[Dataset listings of figures]
* begin *

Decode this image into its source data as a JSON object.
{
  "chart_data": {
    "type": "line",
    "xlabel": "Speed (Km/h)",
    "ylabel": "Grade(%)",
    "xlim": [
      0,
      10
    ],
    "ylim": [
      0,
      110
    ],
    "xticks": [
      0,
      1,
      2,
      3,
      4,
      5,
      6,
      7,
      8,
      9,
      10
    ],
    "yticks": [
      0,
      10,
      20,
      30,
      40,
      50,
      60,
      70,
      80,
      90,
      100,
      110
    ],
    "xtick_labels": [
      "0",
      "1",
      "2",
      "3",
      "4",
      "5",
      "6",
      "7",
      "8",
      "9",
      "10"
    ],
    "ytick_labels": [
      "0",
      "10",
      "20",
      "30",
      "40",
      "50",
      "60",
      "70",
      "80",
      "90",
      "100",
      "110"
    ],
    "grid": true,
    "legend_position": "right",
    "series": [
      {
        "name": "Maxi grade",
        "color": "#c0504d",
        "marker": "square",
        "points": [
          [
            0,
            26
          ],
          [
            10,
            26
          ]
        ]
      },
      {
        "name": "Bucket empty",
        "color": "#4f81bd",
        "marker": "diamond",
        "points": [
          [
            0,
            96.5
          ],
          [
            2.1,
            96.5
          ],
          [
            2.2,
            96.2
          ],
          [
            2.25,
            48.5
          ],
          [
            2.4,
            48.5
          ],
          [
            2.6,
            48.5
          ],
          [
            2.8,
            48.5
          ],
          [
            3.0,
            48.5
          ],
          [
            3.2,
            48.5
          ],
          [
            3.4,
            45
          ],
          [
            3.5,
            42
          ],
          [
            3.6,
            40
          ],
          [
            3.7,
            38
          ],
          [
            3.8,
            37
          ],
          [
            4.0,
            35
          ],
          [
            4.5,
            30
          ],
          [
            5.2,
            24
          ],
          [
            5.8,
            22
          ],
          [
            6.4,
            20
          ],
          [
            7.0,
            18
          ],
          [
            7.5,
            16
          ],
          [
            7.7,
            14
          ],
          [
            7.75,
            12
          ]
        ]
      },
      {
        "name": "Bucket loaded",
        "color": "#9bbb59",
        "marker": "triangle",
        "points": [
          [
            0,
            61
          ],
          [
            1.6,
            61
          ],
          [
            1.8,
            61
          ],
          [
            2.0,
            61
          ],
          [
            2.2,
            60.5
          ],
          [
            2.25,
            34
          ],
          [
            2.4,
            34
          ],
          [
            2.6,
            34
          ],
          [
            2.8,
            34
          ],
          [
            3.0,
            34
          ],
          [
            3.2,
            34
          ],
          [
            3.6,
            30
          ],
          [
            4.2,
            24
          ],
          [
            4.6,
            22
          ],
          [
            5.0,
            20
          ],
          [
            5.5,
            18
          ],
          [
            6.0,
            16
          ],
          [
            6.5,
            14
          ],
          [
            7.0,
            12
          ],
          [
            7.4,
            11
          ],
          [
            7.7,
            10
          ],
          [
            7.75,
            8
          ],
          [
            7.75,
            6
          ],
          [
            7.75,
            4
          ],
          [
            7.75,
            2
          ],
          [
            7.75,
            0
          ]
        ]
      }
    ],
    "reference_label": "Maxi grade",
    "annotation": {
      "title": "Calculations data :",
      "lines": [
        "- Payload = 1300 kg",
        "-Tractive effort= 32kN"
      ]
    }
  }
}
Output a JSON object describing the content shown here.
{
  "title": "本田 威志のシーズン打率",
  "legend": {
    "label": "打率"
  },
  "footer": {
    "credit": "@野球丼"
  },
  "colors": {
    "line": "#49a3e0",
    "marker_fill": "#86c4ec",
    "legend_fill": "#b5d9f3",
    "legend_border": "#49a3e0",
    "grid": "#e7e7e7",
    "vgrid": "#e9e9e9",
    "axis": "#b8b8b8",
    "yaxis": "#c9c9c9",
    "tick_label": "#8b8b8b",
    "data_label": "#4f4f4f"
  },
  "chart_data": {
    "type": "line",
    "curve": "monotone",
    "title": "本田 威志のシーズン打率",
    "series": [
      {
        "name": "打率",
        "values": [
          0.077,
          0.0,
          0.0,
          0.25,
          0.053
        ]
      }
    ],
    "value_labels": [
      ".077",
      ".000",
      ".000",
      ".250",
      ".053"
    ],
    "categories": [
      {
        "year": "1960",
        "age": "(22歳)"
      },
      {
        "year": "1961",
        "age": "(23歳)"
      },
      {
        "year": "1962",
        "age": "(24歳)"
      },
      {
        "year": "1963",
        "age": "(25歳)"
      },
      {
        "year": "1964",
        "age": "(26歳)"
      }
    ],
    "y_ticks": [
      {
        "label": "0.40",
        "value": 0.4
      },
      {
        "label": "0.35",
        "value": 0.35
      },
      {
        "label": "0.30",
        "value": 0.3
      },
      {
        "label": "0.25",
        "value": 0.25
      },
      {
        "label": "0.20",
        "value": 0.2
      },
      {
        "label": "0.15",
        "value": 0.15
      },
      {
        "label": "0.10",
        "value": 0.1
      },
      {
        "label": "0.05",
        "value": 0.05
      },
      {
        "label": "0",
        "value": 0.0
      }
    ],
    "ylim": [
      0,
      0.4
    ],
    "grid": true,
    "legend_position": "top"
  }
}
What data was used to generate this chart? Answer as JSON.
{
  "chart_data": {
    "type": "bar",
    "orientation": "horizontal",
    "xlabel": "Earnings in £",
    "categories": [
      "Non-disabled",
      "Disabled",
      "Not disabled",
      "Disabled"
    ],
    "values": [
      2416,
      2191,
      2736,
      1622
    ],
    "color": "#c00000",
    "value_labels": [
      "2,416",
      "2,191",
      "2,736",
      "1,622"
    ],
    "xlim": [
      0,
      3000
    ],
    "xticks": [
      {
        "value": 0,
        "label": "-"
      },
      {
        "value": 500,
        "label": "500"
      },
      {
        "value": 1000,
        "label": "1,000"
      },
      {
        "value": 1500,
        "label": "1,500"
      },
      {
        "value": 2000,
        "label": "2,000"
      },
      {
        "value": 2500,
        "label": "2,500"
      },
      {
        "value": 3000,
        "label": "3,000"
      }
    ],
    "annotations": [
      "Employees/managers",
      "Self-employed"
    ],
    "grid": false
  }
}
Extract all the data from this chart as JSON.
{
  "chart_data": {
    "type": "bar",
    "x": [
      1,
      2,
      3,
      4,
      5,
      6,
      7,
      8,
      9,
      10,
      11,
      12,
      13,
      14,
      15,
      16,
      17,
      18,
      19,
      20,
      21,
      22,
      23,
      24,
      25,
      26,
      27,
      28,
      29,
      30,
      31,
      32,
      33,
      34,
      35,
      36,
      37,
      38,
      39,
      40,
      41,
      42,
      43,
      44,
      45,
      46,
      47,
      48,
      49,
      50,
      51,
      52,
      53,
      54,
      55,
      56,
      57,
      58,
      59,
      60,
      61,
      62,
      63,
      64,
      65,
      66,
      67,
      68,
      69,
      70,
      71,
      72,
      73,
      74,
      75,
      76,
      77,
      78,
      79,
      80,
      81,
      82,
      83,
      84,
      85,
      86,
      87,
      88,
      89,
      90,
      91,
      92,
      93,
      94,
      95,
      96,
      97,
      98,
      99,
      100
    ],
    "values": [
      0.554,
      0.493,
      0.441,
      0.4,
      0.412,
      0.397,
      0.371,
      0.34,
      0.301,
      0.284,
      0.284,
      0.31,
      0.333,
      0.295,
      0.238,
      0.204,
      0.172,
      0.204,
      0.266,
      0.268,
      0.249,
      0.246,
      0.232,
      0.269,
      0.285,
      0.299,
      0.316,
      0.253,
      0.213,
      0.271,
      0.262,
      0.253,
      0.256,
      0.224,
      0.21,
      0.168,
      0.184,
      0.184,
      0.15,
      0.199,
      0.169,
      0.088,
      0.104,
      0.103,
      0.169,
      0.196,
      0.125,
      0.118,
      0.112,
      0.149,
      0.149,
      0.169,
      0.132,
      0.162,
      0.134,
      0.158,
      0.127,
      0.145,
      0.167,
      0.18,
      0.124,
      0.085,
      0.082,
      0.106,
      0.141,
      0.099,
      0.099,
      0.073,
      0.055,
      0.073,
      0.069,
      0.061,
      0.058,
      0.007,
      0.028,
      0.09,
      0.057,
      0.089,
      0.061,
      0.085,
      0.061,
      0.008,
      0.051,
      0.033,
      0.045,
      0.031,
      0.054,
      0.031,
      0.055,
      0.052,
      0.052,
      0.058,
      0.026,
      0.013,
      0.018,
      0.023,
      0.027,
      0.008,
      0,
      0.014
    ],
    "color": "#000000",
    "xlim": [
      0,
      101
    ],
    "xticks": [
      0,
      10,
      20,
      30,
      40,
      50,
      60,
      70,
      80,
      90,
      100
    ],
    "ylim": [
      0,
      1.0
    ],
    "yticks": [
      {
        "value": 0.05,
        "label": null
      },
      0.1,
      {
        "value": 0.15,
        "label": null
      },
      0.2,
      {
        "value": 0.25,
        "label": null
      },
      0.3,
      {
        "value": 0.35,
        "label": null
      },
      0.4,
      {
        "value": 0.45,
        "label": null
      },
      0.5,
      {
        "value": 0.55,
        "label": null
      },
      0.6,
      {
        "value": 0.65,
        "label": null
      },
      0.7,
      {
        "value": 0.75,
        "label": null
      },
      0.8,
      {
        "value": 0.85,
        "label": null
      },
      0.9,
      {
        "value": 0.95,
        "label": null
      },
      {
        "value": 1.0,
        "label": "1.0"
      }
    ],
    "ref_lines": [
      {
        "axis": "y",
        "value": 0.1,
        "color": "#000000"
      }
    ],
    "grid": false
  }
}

* end *

In the listing above, find each line with the word "xlabel" and copy it.

    "xlabel": "Speed (Km/h)",
    "xlabel": "Earnings in £",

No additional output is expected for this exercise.